== STATED EXERCISE ==
Exactly repeat the full listing that follows.

□ □ □ □

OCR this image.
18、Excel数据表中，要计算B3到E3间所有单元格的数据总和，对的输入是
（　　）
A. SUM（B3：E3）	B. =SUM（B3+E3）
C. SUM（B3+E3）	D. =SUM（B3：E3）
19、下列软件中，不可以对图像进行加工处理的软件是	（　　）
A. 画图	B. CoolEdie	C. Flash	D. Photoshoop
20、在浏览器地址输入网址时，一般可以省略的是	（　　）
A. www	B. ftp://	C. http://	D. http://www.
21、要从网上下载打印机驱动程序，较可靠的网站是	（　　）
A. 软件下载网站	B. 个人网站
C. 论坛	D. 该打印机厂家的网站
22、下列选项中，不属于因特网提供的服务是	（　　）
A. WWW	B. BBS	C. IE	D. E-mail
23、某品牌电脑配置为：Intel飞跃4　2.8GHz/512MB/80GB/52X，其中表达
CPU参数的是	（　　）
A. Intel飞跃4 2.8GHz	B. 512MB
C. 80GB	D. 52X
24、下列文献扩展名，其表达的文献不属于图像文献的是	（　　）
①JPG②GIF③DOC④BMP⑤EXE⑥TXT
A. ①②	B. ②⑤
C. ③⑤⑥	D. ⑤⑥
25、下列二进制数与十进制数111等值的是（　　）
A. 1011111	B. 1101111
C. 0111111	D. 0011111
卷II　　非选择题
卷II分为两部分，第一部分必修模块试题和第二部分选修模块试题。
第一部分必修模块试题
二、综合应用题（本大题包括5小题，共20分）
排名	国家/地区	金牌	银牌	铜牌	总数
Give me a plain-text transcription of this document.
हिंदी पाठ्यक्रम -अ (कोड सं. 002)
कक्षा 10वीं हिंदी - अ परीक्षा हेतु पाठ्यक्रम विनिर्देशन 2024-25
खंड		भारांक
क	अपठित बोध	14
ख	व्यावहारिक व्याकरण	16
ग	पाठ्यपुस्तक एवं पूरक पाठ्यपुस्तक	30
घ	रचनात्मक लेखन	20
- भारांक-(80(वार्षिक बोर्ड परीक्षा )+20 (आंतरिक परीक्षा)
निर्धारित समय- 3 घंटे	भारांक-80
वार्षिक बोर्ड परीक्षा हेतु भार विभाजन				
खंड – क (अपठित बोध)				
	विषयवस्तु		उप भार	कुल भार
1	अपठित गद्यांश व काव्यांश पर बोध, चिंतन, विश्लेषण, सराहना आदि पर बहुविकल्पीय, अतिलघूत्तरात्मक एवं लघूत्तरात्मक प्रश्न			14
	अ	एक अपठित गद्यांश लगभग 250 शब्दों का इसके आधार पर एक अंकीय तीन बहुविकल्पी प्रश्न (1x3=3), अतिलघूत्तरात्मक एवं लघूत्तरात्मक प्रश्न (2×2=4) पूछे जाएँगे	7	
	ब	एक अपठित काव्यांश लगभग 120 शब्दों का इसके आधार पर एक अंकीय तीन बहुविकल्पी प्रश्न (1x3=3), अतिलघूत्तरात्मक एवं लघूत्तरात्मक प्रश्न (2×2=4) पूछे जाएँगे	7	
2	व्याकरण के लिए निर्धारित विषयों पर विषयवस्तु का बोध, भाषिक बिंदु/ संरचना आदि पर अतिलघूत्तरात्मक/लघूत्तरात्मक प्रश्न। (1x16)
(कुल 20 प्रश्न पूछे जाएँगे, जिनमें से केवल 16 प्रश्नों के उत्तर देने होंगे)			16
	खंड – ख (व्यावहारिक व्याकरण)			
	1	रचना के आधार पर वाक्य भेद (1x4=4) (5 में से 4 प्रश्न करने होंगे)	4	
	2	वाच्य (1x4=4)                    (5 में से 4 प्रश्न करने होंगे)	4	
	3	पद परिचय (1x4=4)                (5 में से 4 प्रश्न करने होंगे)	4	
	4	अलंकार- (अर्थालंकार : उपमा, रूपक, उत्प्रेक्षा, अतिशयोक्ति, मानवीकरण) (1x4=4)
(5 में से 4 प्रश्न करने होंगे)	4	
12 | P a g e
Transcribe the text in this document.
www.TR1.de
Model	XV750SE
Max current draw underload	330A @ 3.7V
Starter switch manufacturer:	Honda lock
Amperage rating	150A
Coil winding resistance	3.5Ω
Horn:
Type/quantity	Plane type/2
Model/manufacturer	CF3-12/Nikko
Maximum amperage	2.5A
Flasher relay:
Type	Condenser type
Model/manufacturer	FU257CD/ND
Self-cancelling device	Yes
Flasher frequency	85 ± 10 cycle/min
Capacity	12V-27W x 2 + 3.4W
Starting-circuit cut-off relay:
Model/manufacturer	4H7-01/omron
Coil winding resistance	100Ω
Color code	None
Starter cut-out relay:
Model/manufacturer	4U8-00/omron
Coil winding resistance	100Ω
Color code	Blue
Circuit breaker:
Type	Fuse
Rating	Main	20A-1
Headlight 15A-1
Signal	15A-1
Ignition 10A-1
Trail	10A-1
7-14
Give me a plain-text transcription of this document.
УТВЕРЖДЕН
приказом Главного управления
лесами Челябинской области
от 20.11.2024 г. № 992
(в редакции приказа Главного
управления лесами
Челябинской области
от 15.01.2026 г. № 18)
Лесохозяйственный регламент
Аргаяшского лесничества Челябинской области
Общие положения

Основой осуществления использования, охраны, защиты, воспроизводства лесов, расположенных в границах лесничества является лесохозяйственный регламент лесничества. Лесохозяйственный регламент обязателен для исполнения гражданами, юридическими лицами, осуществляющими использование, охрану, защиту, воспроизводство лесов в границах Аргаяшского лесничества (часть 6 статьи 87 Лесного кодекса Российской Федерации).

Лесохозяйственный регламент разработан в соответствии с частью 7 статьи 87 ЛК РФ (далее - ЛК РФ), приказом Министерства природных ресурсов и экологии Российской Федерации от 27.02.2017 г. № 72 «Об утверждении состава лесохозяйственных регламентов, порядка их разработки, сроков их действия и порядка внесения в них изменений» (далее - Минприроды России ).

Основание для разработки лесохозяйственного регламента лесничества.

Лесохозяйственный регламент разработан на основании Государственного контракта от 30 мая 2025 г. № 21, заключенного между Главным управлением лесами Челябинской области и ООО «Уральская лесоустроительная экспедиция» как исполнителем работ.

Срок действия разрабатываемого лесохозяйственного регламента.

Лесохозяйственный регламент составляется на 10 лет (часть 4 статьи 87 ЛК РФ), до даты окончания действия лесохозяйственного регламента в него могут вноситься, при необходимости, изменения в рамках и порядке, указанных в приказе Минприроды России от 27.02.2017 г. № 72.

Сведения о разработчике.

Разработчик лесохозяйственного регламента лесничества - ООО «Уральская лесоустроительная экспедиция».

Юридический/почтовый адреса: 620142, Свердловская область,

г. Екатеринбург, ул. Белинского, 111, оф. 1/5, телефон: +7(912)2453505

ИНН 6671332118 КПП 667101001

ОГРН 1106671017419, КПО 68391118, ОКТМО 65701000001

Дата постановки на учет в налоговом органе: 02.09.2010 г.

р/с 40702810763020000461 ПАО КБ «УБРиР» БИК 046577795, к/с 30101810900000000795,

□ □ □ □

== SOLUTION TO THIS EXERCISE ==
OCR this image.
18、Excel数据表中，要计算B3到E3间所有单元格的数据总和，对的输入是
（　　）
A. SUM（B3：E3）	B. =SUM（B3+E3）
C. SUM（B3+E3）	D. =SUM（B3：E3）
19、下列软件中，不可以对图像进行加工处理的软件是	（　　）
A. 画图	B. CoolEdie	C. Flash	D. Photoshoop
20、在浏览器地址输入网址时，一般可以省略的是	（　　）
A. www	B. ftp://	C. http://	D. http://www.
21、要从网上下载打印机驱动程序，较可靠的网站是	（　　）
A. 软件下载网站	B. 个人网站
C. 论坛	D. 该打印机厂家的网站
22、下列选项中，不属于因特网提供的服务是	（　　）
A. WWW	B. BBS	C. IE	D. E-mail
23、某品牌电脑配置为：Intel飞跃4　2.8GHz/512MB/80GB/52X，其中表达
CPU参数的是	（　　）
A. Intel飞跃4 2.8GHz	B. 512MB
C. 80GB	D. 52X
24、下列文献扩展名，其表达的文献不属于图像文献的是	（　　）
①JPG②GIF③DOC④BMP⑤EXE⑥TXT
A. ①②	B. ②⑤
C. ③⑤⑥	D. ⑤⑥
25、下列二进制数与十进制数111等值的是（　　）
A. 1011111	B. 1101111
C. 0111111	D. 0011111
卷II　　非选择题
卷II分为两部分，第一部分必修模块试题和第二部分选修模块试题。
第一部分必修模块试题
二、综合应用题（本大题包括5小题，共20分）
排名	国家/地区	金牌	银牌	铜牌	总数
Give me a plain-text transcription of this document.
हिंदी पाठ्यक्रम -अ (कोड सं. 002)
कक्षा 10वीं हिंदी - अ परीक्षा हेतु पाठ्यक्रम विनिर्देशन 2024-25
खंड		भारांक
क	अपठित बोध	14
ख	व्यावहारिक व्याकरण	16
ग	पाठ्यपुस्तक एवं पूरक पाठ्यपुस्तक	30
घ	रचनात्मक लेखन	20
- भारांक-(80(वार्षिक बोर्ड परीक्षा )+20 (आंतरिक परीक्षा)
निर्धारित समय- 3 घंटे	भारांक-80
वार्षिक बोर्ड परीक्षा हेतु भार विभाजन				
खंड – क (अपठित बोध)				
	विषयवस्तु		उप भार	कुल भार
1	अपठित गद्यांश व काव्यांश पर बोध, चिंतन, विश्लेषण, सराहना आदि पर बहुविकल्पीय, अतिलघूत्तरात्मक एवं लघूत्तरात्मक प्रश्न			14
	अ	एक अपठित गद्यांश लगभग 250 शब्दों का इसके आधार पर एक अंकीय तीन बहुविकल्पी प्रश्न (1x3=3), अतिलघूत्तरात्मक एवं लघूत्तरात्मक प्रश्न (2×2=4) पूछे जाएँगे	7	
	ब	एक अपठित काव्यांश लगभग 120 शब्दों का इसके आधार पर एक अंकीय तीन बहुविकल्पी प्रश्न (1x3=3), अतिलघूत्तरात्मक एवं लघूत्तरात्मक प्रश्न (2×2=4) पूछे जाएँगे	7	
2	व्याकरण के लिए निर्धारित विषयों पर विषयवस्तु का बोध, भाषिक बिंदु/ संरचना आदि पर अतिलघूत्तरात्मक/लघूत्तरात्मक प्रश्न। (1x16)
(कुल 20 प्रश्न पूछे जाएँगे, जिनमें से केवल 16 प्रश्नों के उत्तर देने होंगे)			16
	खंड – ख (व्यावहारिक व्याकरण)			
	1	रचना के आधार पर वाक्य भेद (1x4=4) (5 में से 4 प्रश्न करने होंगे)	4	
	2	वाच्य (1x4=4)                    (5 में से 4 प्रश्न करने होंगे)	4	
	3	पद परिचय (1x4=4)                (5 में से 4 प्रश्न करने होंगे)	4	
	4	अलंकार- (अर्थालंकार : उपमा, रूपक, उत्प्रेक्षा, अतिशयोक्ति, मानवीकरण) (1x4=4)
(5 में से 4 प्रश्न करने होंगे)	4	
12 | P a g e
Transcribe the text in this document.
www.TR1.de
Model	XV750SE
Max current draw underload	330A @ 3.7V
Starter switch manufacturer:	Honda lock
Amperage rating	150A
Coil winding resistance	3.5Ω
Horn:
Type/quantity	Plane type/2
Model/manufacturer	CF3-12/Nikko
Maximum amperage	2.5A
Flasher relay:
Type	Condenser type
Model/manufacturer	FU257CD/ND
Self-cancelling device	Yes
Flasher frequency	85 ± 10 cycle/min
Capacity	12V-27W x 2 + 3.4W
Starting-circuit cut-off relay:
Model/manufacturer	4H7-01/omron
Coil winding resistance	100Ω
Color code	None
Starter cut-out relay:
Model/manufacturer	4U8-00/omron
Coil winding resistance	100Ω
Color code	Blue
Circuit breaker:
Type	Fuse
Rating	Main	20A-1
Headlight 15A-1
Signal	15A-1
Ignition 10A-1
Trail	10A-1
7-14
Give me a plain-text transcription of this document.
УТВЕРЖДЕН
приказом Главного управления
лесами Челябинской области
от 20.11.2024 г. № 992
(в редакции приказа Главного
управления лесами
Челябинской области
от 15.01.2026 г. № 18)
Лесохозяйственный регламент
Аргаяшского лесничества Челябинской области
Общие положения

Основой осуществления использования, охраны, защиты, воспроизводства лесов, расположенных в границах лесничества является лесохозяйственный регламент лесничества. Лесохозяйственный регламент обязателен для исполнения гражданами, юридическими лицами, осуществляющими использование, охрану, защиту, воспроизводство лесов в границах Аргаяшского лесничества (часть 6 статьи 87 Лесного кодекса Российской Федерации).

Лесохозяйственный регламент разработан в соответствии с частью 7 статьи 87 ЛК РФ (далее - ЛК РФ), приказом Министерства природных ресурсов и экологии Российской Федерации от 27.02.2017 г. № 72 «Об утверждении состава лесохозяйственных регламентов, порядка их разработки, сроков их действия и порядка внесения в них изменений» (далее - Минприроды России ).

Основание для разработки лесохозяйственного регламента лесничества.

Лесохозяйственный регламент разработан на основании Государственного контракта от 30 мая 2025 г. № 21, заключенного между Главным управлением лесами Челябинской области и ООО «Уральская лесоустроительная экспедиция» как исполнителем работ.

Срок действия разрабатываемого лесохозяйственного регламента.

Лесохозяйственный регламент составляется на 10 лет (часть 4 статьи 87 ЛК РФ), до даты окончания действия лесохозяйственного регламента в него могут вноситься, при необходимости, изменения в рамках и порядке, указанных в приказе Минприроды России от 27.02.2017 г. № 72.

Сведения о разработчике.

Разработчик лесохозяйственного регламента лесничества - ООО «Уральская лесоустроительная экспедиция».

Юридический/почтовый адреса: 620142, Свердловская область,

г. Екатеринбург, ул. Белинского, 111, оф. 1/5, телефон: +7(912)2453505

ИНН 6671332118 КПП 667101001

ОГРН 1106671017419, КПО 68391118, ОКТМО 65701000001

Дата постановки на учет в налоговом органе: 02.09.2010 г.

р/с 40702810763020000461 ПАО КБ «УБРиР» БИК 046577795, к/с 30101810900000000795,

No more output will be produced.